Look through the material below. Copy each line that contains the string "title".

Rows from a figure dataset
§ §
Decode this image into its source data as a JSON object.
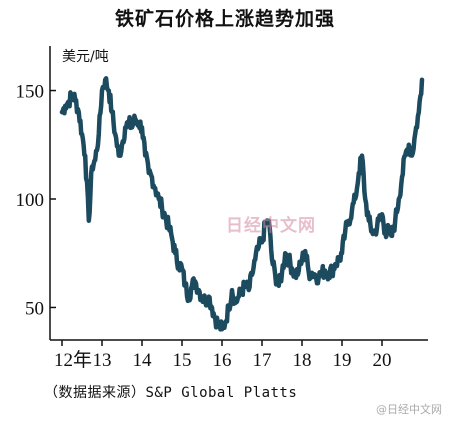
{
  "title": "铁矿石价格上涨趋势加强",
  "unit_label": "美元/吨",
  "source": "（数据据来源）S&P Global Platts",
  "watermark_center": "日经中文网",
  "watermark_corner": "@日经中文网",
  "chart_data": {
    "type": "line",
    "title": "铁矿石价格上涨趋势加强",
    "ylabel": "美元/吨",
    "xlabel": "",
    "ylim": [
      35,
      165
    ],
    "xlim": [
      2012.0,
      2021.1
    ],
    "y_ticks": [
      50,
      100,
      150
    ],
    "x_tick_positions": [
      2012,
      2013,
      2014,
      2015,
      2016,
      2017,
      2018,
      2019,
      2020
    ],
    "x_tick_labels": [
      "12年",
      "13",
      "14",
      "15",
      "16",
      "17",
      "18",
      "19",
      "20"
    ],
    "grid": false,
    "line_color": "#1c4a5e",
    "series": [
      {
        "name": "",
        "x": [
          2012.0,
          2012.08,
          2012.17,
          2012.25,
          2012.33,
          2012.42,
          2012.5,
          2012.58,
          2012.67,
          2012.75,
          2012.83,
          2012.92,
          2013.0,
          2013.08,
          2013.17,
          2013.25,
          2013.33,
          2013.42,
          2013.5,
          2013.58,
          2013.67,
          2013.75,
          2013.83,
          2013.92,
          2014.0,
          2014.08,
          2014.17,
          2014.25,
          2014.33,
          2014.42,
          2014.5,
          2014.58,
          2014.67,
          2014.75,
          2014.83,
          2014.92,
          2015.0,
          2015.08,
          2015.17,
          2015.25,
          2015.33,
          2015.42,
          2015.5,
          2015.58,
          2015.67,
          2015.75,
          2015.83,
          2015.92,
          2016.0,
          2016.08,
          2016.17,
          2016.25,
          2016.33,
          2016.42,
          2016.5,
          2016.58,
          2016.67,
          2016.75,
          2016.83,
          2016.92,
          2017.0,
          2017.08,
          2017.17,
          2017.25,
          2017.33,
          2017.42,
          2017.5,
          2017.58,
          2017.67,
          2017.75,
          2017.83,
          2017.92,
          2018.0,
          2018.08,
          2018.17,
          2018.25,
          2018.33,
          2018.42,
          2018.5,
          2018.58,
          2018.67,
          2018.75,
          2018.83,
          2018.92,
          2019.0,
          2019.08,
          2019.17,
          2019.25,
          2019.33,
          2019.42,
          2019.5,
          2019.58,
          2019.67,
          2019.75,
          2019.83,
          2019.92,
          2020.0,
          2020.08,
          2020.17,
          2020.25,
          2020.33,
          2020.42,
          2020.5,
          2020.58,
          2020.67,
          2020.75,
          2020.83,
          2020.92,
          2021.0
        ],
        "values": [
          140,
          143,
          145,
          148,
          146,
          140,
          130,
          120,
          90,
          115,
          118,
          130,
          150,
          155,
          150,
          140,
          130,
          120,
          125,
          133,
          135,
          133,
          137,
          135,
          133,
          120,
          112,
          110,
          105,
          100,
          96,
          92,
          87,
          82,
          75,
          70,
          68,
          60,
          55,
          60,
          62,
          58,
          55,
          53,
          55,
          50,
          45,
          42,
          40,
          43,
          50,
          58,
          52,
          55,
          58,
          60,
          58,
          65,
          72,
          78,
          80,
          88,
          90,
          72,
          65,
          60,
          66,
          75,
          72,
          68,
          65,
          67,
          72,
          76,
          66,
          66,
          65,
          64,
          66,
          67,
          66,
          67,
          70,
          72,
          75,
          85,
          90,
          95,
          100,
          112,
          120,
          100,
          90,
          85,
          85,
          90,
          93,
          85,
          85,
          83,
          90,
          100,
          110,
          120,
          125,
          120,
          130,
          140,
          155
        ]
      }
    ]
  }
}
§ §
_TASK OUTPUT_:
  "title": "铁矿石价格上涨趋势加强",
    "title": "铁矿石价格上涨趋势加强",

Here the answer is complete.